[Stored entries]
[START]

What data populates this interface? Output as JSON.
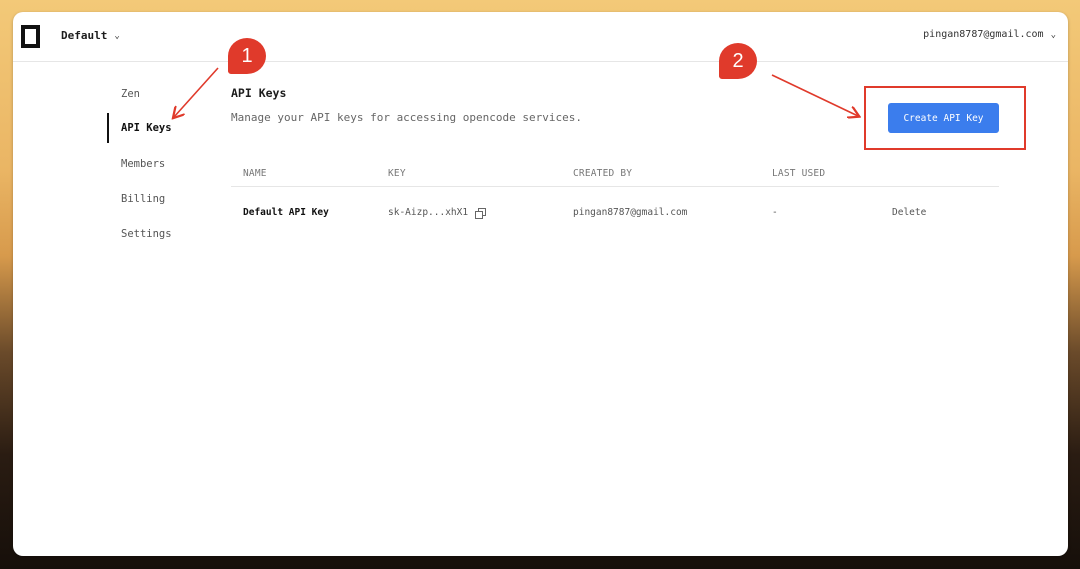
{
  "header": {
    "workspace_label": "Default",
    "account_email": "pingan8787@gmail.com"
  },
  "sidebar": {
    "items": [
      {
        "label": "Zen"
      },
      {
        "label": "API Keys"
      },
      {
        "label": "Members"
      },
      {
        "label": "Billing"
      },
      {
        "label": "Settings"
      }
    ],
    "active_index": 1
  },
  "main": {
    "title": "API Keys",
    "subtitle": "Manage your API keys for accessing opencode services.",
    "create_button_label": "Create API Key"
  },
  "table": {
    "columns": [
      "NAME",
      "KEY",
      "CREATED BY",
      "LAST USED"
    ],
    "rows": [
      {
        "name": "Default API Key",
        "key": "sk-Aizp...xhX1",
        "created_by": "pingan8787@gmail.com",
        "last_used": "-",
        "action": "Delete"
      }
    ]
  },
  "annotations": {
    "badge_1": "1",
    "badge_2": "2",
    "color": "#e03a2b"
  },
  "colors": {
    "accent": "#3b7ded"
  },
  "icons": {
    "logo": "logo-square-icon",
    "dropdown": "chevron-down-icon",
    "copy": "copy-icon"
  }
}
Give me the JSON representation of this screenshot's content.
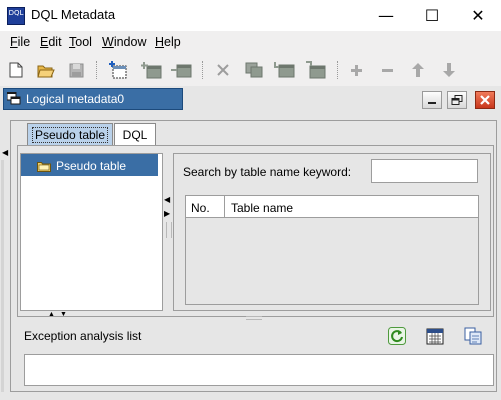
{
  "window": {
    "title": "DQL Metadata",
    "app_icon_text": "DQL",
    "controls": {
      "minimize": "—",
      "maximize": "☐",
      "close": "✕"
    }
  },
  "menu": {
    "items": [
      {
        "label": "File",
        "mnemonic": "F"
      },
      {
        "label": "Edit",
        "mnemonic": "E"
      },
      {
        "label": "Tool",
        "mnemonic": "T"
      },
      {
        "label": "Window",
        "mnemonic": "W"
      },
      {
        "label": "Help",
        "mnemonic": "H"
      }
    ]
  },
  "toolbar": {
    "buttons": [
      {
        "icon": "new-file-icon",
        "enabled": true
      },
      {
        "icon": "open-folder-icon",
        "enabled": true
      },
      {
        "icon": "save-icon",
        "enabled": false
      },
      {
        "icon": "new-table-icon",
        "enabled": true
      },
      {
        "icon": "add-table-icon",
        "enabled": false
      },
      {
        "icon": "add-field-icon",
        "enabled": false
      },
      {
        "icon": "delete-icon",
        "enabled": false
      },
      {
        "icon": "copy-table-icon",
        "enabled": false
      },
      {
        "icon": "import-table-icon",
        "enabled": false
      },
      {
        "icon": "export-table-icon",
        "enabled": false
      },
      {
        "icon": "plus-icon",
        "enabled": false
      },
      {
        "icon": "minus-icon",
        "enabled": false
      },
      {
        "icon": "arrow-up-icon",
        "enabled": false
      },
      {
        "icon": "arrow-down-icon",
        "enabled": false
      }
    ]
  },
  "inner_window": {
    "title": "Logical metadata0",
    "controls": [
      "minimize",
      "restore",
      "close"
    ]
  },
  "tabs": [
    {
      "label": "Pseudo table",
      "active": true
    },
    {
      "label": "DQL",
      "active": false
    }
  ],
  "tree": {
    "items": [
      {
        "label": "Pseudo table",
        "selected": true
      }
    ]
  },
  "search": {
    "label": "Search by table name keyword:",
    "value": ""
  },
  "table": {
    "columns": [
      "No.",
      "Table name"
    ],
    "rows": []
  },
  "exception": {
    "label": "Exception analysis list",
    "buttons": [
      "refresh-icon",
      "calendar-icon",
      "copy-icon"
    ]
  },
  "colors": {
    "selection_blue": "#3a6ea5",
    "active_tab": "#b9d1ea",
    "panel_gray": "#e6e6e6",
    "close_red": "#c8371c"
  }
}
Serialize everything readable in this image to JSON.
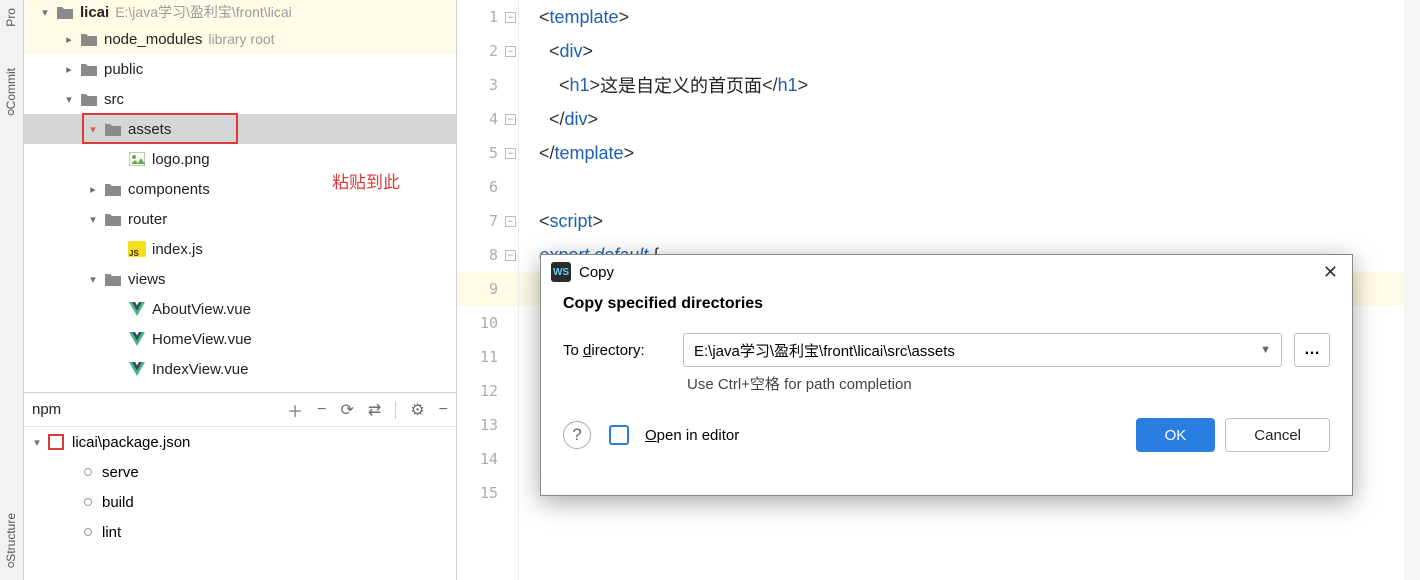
{
  "sidebar_tabs": {
    "pro": "Pro",
    "commit": "Commit",
    "structure": "Structure"
  },
  "tree": {
    "root": {
      "name": "licai",
      "path": "E:\\java学习\\盈利宝\\front\\licai"
    },
    "node_modules": {
      "name": "node_modules",
      "tag": "library root"
    },
    "public": "public",
    "src": "src",
    "assets": "assets",
    "logo": "logo.png",
    "components": "components",
    "router": "router",
    "index_js": "index.js",
    "views": "views",
    "about": "AboutView.vue",
    "home": "HomeView.vue",
    "index_view": "IndexView.vue"
  },
  "annotation": "粘贴到此",
  "npm": {
    "title": "npm",
    "pkg": "licai\\package.json",
    "scripts": [
      "serve",
      "build",
      "lint"
    ]
  },
  "editor": {
    "lines": [
      {
        "n": 1,
        "parts": [
          [
            "p",
            "<"
          ],
          [
            "t",
            "template"
          ],
          [
            "p",
            ">"
          ]
        ]
      },
      {
        "n": 2,
        "parts": [
          [
            "p",
            "  <"
          ],
          [
            "t",
            "div"
          ],
          [
            "p",
            ">"
          ]
        ]
      },
      {
        "n": 3,
        "parts": [
          [
            "p",
            "    <"
          ],
          [
            "t",
            "h1"
          ],
          [
            "p",
            ">"
          ],
          [
            "tx",
            "这是自定义的首页面"
          ],
          [
            "p",
            "</"
          ],
          [
            "t",
            "h1"
          ],
          [
            "p",
            ">"
          ]
        ]
      },
      {
        "n": 4,
        "parts": [
          [
            "p",
            "  </"
          ],
          [
            "t",
            "div"
          ],
          [
            "p",
            ">"
          ]
        ]
      },
      {
        "n": 5,
        "parts": [
          [
            "p",
            "</"
          ],
          [
            "t",
            "template"
          ],
          [
            "p",
            ">"
          ]
        ]
      },
      {
        "n": 6,
        "parts": []
      },
      {
        "n": 7,
        "parts": [
          [
            "p",
            "<"
          ],
          [
            "t",
            "script"
          ],
          [
            "p",
            ">"
          ]
        ]
      },
      {
        "n": 8,
        "parts": [
          [
            "k",
            "export default "
          ],
          [
            "p",
            "{"
          ]
        ]
      },
      {
        "n": 9,
        "parts": [],
        "hl": true
      },
      {
        "n": 10,
        "parts": []
      },
      {
        "n": 11,
        "parts": []
      },
      {
        "n": 12,
        "parts": []
      },
      {
        "n": 13,
        "parts": []
      },
      {
        "n": 14,
        "parts": []
      },
      {
        "n": 15,
        "parts": []
      }
    ]
  },
  "dialog": {
    "title": "Copy",
    "heading": "Copy specified directories",
    "to_label_pre": "To ",
    "to_label_u": "d",
    "to_label_post": "irectory:",
    "path": "E:\\java学习\\盈利宝\\front\\licai\\src\\assets",
    "hint": "Use Ctrl+空格 for path completion",
    "open_pre": "",
    "open_u": "O",
    "open_post": "pen in editor",
    "ok": "OK",
    "cancel": "Cancel"
  }
}
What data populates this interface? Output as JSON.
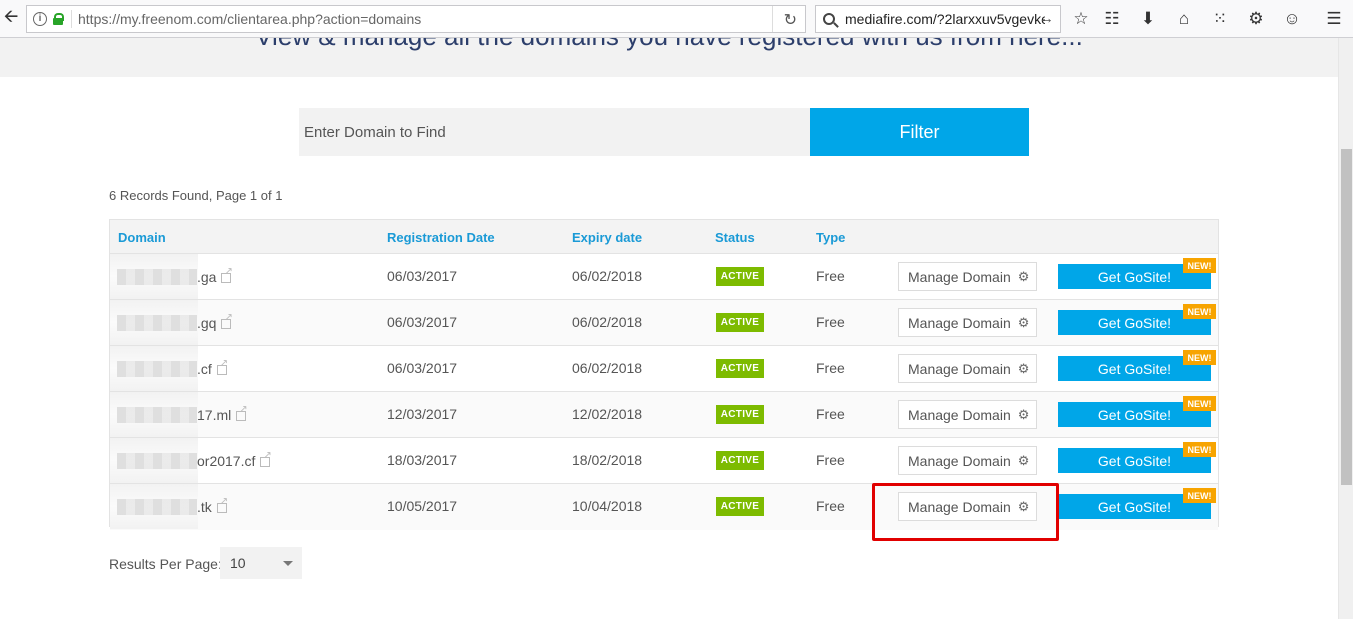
{
  "browser": {
    "url": "https://my.freenom.com/clientarea.php?action=domains",
    "search_text": "mediafire.com/?2larxxuv5vgevke"
  },
  "page": {
    "hero_text": "View & manage all the domains you have registered with us from here...",
    "filter_placeholder": "Enter Domain to Find",
    "filter_button": "Filter",
    "records_info": "6 Records Found, Page 1 of 1",
    "results_per_page_label": "Results Per Page:",
    "results_per_page_value": "10"
  },
  "table": {
    "headers": {
      "domain": "Domain",
      "registration_date": "Registration Date",
      "expiry_date": "Expiry date",
      "status": "Status",
      "type": "Type"
    },
    "rows": [
      {
        "domain": ".ga",
        "registration_date": "06/03/2017",
        "expiry_date": "06/02/2018",
        "status": "ACTIVE",
        "type": "Free",
        "manage": "Manage Domain",
        "gosite": "Get GoSite!",
        "new": "NEW!"
      },
      {
        "domain": ".gq",
        "registration_date": "06/03/2017",
        "expiry_date": "06/02/2018",
        "status": "ACTIVE",
        "type": "Free",
        "manage": "Manage Domain",
        "gosite": "Get GoSite!",
        "new": "NEW!"
      },
      {
        "domain": ".cf",
        "registration_date": "06/03/2017",
        "expiry_date": "06/02/2018",
        "status": "ACTIVE",
        "type": "Free",
        "manage": "Manage Domain",
        "gosite": "Get GoSite!",
        "new": "NEW!"
      },
      {
        "domain": "17.ml",
        "registration_date": "12/03/2017",
        "expiry_date": "12/02/2018",
        "status": "ACTIVE",
        "type": "Free",
        "manage": "Manage Domain",
        "gosite": "Get GoSite!",
        "new": "NEW!"
      },
      {
        "domain": "or2017.cf",
        "registration_date": "18/03/2017",
        "expiry_date": "18/02/2018",
        "status": "ACTIVE",
        "type": "Free",
        "manage": "Manage Domain",
        "gosite": "Get GoSite!",
        "new": "NEW!"
      },
      {
        "domain": ".tk",
        "registration_date": "10/05/2017",
        "expiry_date": "10/04/2018",
        "status": "ACTIVE",
        "type": "Free",
        "manage": "Manage Domain",
        "gosite": "Get GoSite!",
        "new": "NEW!"
      }
    ]
  },
  "colors": {
    "accent": "#00a6e8",
    "header_link": "#1a9ad6",
    "active_badge": "#7dbb00",
    "new_badge": "#f7a400",
    "highlight": "#e10000"
  },
  "icons": [
    "back-arrow-icon",
    "info-icon",
    "lock-icon",
    "reload-icon",
    "search-icon",
    "go-arrow-icon",
    "bookmark-star-icon",
    "reading-list-icon",
    "download-icon",
    "home-icon",
    "extension-icon",
    "settings-icon",
    "addon-icon",
    "menu-icon",
    "external-link-icon",
    "gear-icon"
  ]
}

[END]

* [Task statement]
Count every line above that holds the string "domains" and give the total, nothing more.

* [Answer to this task]
2